*EXERCISE REQUIREMENTS*. In the entries below, find every line holding the string "Biczycach" and collect it.

(Data records)
>>
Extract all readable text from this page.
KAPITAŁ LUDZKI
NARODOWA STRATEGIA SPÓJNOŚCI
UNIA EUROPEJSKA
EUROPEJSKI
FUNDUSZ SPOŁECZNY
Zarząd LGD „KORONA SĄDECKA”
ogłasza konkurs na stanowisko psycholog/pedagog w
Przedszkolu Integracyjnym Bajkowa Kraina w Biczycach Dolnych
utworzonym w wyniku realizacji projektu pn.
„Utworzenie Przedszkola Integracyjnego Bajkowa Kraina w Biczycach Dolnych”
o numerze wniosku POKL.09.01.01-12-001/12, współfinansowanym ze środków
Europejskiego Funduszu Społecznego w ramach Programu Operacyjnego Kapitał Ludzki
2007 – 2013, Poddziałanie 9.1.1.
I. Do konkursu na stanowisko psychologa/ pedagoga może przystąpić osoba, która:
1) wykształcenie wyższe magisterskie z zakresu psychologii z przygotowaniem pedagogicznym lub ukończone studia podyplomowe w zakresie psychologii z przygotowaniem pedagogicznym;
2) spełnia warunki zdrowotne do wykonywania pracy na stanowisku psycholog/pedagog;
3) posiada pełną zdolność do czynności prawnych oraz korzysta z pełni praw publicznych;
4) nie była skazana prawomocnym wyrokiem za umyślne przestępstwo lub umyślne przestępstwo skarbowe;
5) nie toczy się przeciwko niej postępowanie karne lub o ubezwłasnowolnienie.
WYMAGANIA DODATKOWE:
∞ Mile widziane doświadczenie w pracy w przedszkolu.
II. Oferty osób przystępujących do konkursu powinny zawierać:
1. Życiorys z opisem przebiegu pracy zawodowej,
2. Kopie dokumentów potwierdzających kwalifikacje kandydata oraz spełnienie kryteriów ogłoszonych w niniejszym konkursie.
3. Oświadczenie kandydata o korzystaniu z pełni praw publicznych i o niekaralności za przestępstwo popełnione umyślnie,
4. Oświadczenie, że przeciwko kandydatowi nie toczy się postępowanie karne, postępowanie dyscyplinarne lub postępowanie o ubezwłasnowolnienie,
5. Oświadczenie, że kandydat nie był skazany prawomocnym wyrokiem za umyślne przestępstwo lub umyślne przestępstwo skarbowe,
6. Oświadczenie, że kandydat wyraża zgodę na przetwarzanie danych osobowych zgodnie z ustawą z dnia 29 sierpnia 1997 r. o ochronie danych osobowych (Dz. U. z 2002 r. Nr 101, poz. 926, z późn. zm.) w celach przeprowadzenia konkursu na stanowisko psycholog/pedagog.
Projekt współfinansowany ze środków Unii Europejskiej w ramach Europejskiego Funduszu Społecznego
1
<<
*EXERCISE RESULT*.
Przedszkolu Integracyjnym Bajkowa Kraina w Biczycach Dolnych
„Utworzenie Przedszkola Integracyjnego Bajkowa Kraina w Biczycach Dolnych”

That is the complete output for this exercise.